Given data:
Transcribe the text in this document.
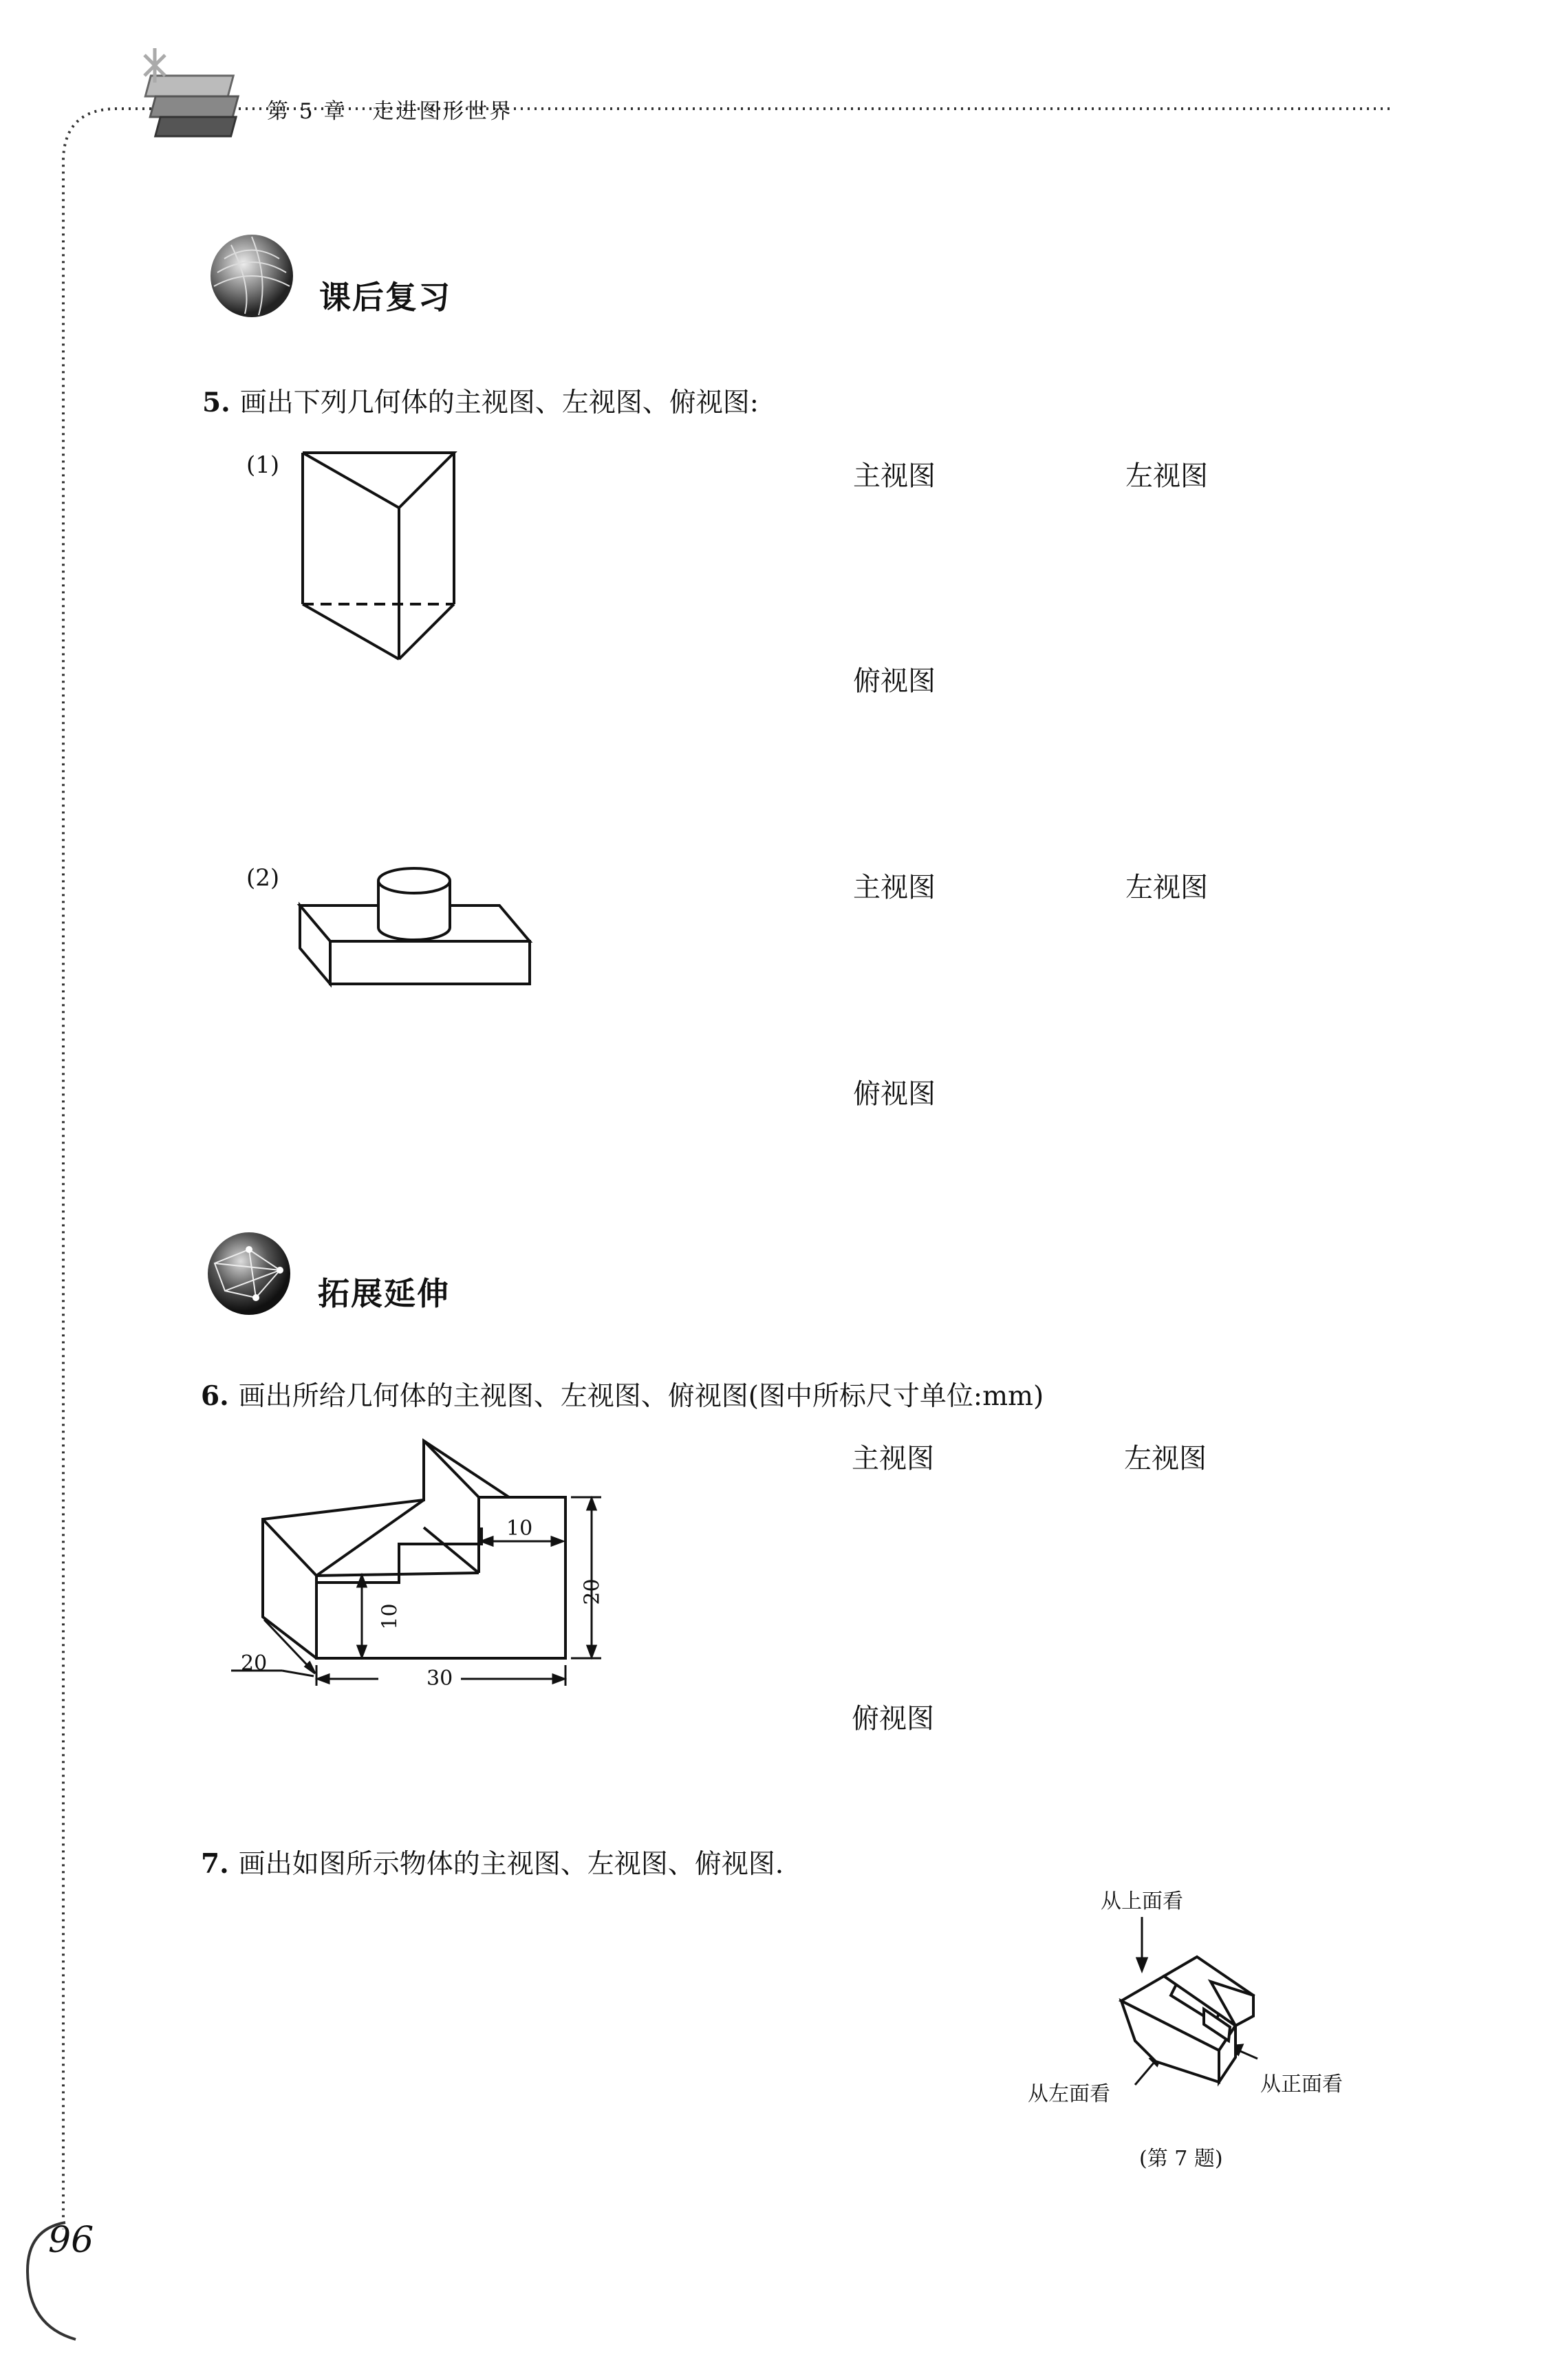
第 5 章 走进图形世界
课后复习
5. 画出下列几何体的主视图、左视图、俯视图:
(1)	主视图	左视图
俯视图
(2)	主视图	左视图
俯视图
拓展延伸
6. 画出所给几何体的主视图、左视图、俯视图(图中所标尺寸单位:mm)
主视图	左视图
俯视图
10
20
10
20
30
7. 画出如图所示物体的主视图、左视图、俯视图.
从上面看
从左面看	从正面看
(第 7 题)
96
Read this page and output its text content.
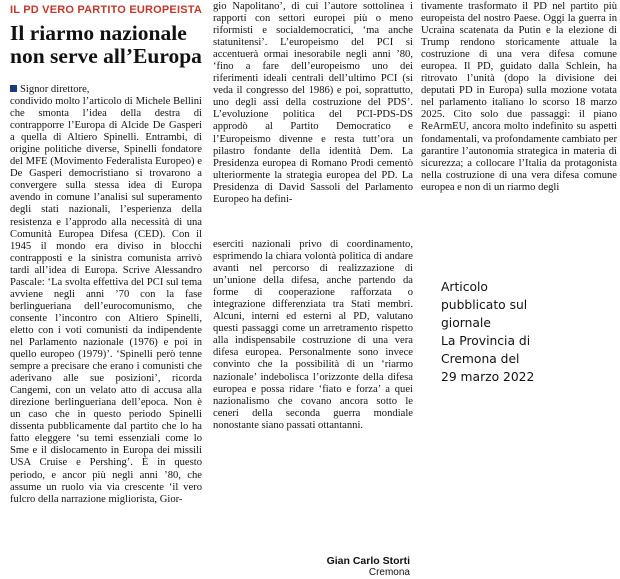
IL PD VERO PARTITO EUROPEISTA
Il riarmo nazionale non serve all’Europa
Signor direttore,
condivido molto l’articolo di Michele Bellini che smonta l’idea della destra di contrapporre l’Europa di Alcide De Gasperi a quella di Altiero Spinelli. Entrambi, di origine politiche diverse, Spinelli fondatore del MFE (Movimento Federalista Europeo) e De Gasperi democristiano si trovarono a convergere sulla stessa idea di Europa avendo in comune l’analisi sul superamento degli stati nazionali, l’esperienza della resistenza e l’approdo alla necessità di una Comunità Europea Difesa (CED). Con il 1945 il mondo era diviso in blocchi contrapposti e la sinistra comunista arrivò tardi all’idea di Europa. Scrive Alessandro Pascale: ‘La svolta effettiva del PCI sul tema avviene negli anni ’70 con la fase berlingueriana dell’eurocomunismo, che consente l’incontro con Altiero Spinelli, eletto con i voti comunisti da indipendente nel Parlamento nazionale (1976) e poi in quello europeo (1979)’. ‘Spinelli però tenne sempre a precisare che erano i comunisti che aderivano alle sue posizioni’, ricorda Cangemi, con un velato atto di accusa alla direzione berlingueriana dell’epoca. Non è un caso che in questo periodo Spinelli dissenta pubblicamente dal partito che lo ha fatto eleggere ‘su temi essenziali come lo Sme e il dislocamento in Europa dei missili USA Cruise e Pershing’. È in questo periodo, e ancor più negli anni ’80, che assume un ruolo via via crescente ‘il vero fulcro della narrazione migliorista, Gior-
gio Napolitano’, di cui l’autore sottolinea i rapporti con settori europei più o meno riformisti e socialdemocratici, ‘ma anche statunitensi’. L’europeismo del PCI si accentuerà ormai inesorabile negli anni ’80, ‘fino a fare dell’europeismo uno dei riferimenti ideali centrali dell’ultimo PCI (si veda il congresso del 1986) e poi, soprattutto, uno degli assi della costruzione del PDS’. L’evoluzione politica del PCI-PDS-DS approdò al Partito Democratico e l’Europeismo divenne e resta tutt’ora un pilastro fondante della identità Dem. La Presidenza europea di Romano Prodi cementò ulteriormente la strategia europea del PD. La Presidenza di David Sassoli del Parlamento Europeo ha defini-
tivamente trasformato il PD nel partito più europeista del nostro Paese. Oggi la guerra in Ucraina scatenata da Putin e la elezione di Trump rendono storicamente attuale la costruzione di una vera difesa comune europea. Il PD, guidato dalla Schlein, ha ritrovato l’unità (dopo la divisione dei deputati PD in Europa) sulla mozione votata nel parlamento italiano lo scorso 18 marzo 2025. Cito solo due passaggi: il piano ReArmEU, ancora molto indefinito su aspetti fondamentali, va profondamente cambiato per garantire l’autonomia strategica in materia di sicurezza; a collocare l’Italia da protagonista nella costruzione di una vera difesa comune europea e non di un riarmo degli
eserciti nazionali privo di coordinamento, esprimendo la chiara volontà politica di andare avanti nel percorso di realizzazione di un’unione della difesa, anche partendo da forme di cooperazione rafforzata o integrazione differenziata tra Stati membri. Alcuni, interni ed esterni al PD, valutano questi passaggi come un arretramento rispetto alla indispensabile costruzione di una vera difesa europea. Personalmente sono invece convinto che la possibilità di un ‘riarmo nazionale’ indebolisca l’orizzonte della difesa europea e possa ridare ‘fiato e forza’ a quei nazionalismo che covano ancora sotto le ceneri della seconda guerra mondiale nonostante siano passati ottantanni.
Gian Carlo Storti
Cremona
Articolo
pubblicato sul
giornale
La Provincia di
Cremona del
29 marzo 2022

Instructions to follow:
Write out the records above exactly as they stand, leaving out every picture.

Answer to the task:
Transcribe the text in this document.
第 5 章 走进图形世界
课后复习
5. 画出下列几何体的主视图、左视图、俯视图:
(1)	主视图	左视图
俯视图
(2)	主视图	左视图
俯视图
拓展延伸
6. 画出所给几何体的主视图、左视图、俯视图(图中所标尺寸单位:mm)
主视图	左视图
俯视图
10
20
10
20
30
7. 画出如图所示物体的主视图、左视图、俯视图.
从上面看
从左面看	从正面看
(第 7 题)
96
Read this page and output its text content.
IL PD VERO PARTITO EUROPEISTA
Il riarmo nazionale non serve all’Europa
Signor direttore,
condivido molto l’articolo di Michele Bellini che smonta l’idea della destra di contrapporre l’Europa di Alcide De Gasperi a quella di Altiero Spinelli. Entrambi, di origine politiche diverse, Spinelli fondatore del MFE (Movimento Federalista Europeo) e De Gasperi democristiano si trovarono a convergere sulla stessa idea di Europa avendo in comune l’analisi sul superamento degli stati nazionali, l’esperienza della resistenza e l’approdo alla necessità di una Comunità Europea Difesa (CED). Con il 1945 il mondo era diviso in blocchi contrapposti e la sinistra comunista arrivò tardi all’idea di Europa. Scrive Alessandro Pascale: ‘La svolta effettiva del PCI sul tema avviene negli anni ’70 con la fase berlingueriana dell’eurocomunismo, che consente l’incontro con Altiero Spinelli, eletto con i voti comunisti da indipendente nel Parlamento nazionale (1976) e poi in quello europeo (1979)’. ‘Spinelli però tenne sempre a precisare che erano i comunisti che aderivano alle sue posizioni’, ricorda Cangemi, con un velato atto di accusa alla direzione berlingueriana dell’epoca. Non è un caso che in questo periodo Spinelli dissenta pubblicamente dal partito che lo ha fatto eleggere ‘su temi essenziali come lo Sme e il dislocamento in Europa dei missili USA Cruise e Pershing’. È in questo periodo, e ancor più negli anni ’80, che assume un ruolo via via crescente ‘il vero fulcro della narrazione migliorista, Gior-
gio Napolitano’, di cui l’autore sottolinea i rapporti con settori europei più o meno riformisti e socialdemocratici, ‘ma anche statunitensi’. L’europeismo del PCI si accentuerà ormai inesorabile negli anni ’80, ‘fino a fare dell’europeismo uno dei riferimenti ideali centrali dell’ultimo PCI (si veda il congresso del 1986) e poi, soprattutto, uno degli assi della costruzione del PDS’. L’evoluzione politica del PCI-PDS-DS approdò al Partito Democratico e l’Europeismo divenne e resta tutt’ora un pilastro fondante della identità Dem. La Presidenza europea di Romano Prodi cementò ulteriormente la strategia europea del PD. La Presidenza di David Sassoli del Parlamento Europeo ha defini-
tivamente trasformato il PD nel partito più europeista del nostro Paese. Oggi la guerra in Ucraina scatenata da Putin e la elezione di Trump rendono storicamente attuale la costruzione di una vera difesa comune europea. Il PD, guidato dalla Schlein, ha ritrovato l’unità (dopo la divisione dei deputati PD in Europa) sulla mozione votata nel parlamento italiano lo scorso 18 marzo 2025. Cito solo due passaggi: il piano ReArmEU, ancora molto indefinito su aspetti fondamentali, va profondamente cambiato per garantire l’autonomia strategica in materia di sicurezza; a collocare l’Italia da protagonista nella costruzione di una vera difesa comune europea e non di un riarmo degli
eserciti nazionali privo di coordinamento, esprimendo la chiara volontà politica di andare avanti nel percorso di realizzazione di un’unione della difesa, anche partendo da forme di cooperazione rafforzata o integrazione differenziata tra Stati membri. Alcuni, interni ed esterni al PD, valutano questi passaggi come un arretramento rispetto alla indispensabile costruzione di una vera difesa europea. Personalmente sono invece convinto che la possibilità di un ‘riarmo nazionale’ indebolisca l’orizzonte della difesa europea e possa ridare ‘fiato e forza’ a quei nazionalismo che covano ancora sotto le ceneri della seconda guerra mondiale nonostante siano passati ottantanni.
Gian Carlo Storti
Cremona
Articolo
pubblicato sul
giornale
La Provincia di
Cremona del
29 marzo 2022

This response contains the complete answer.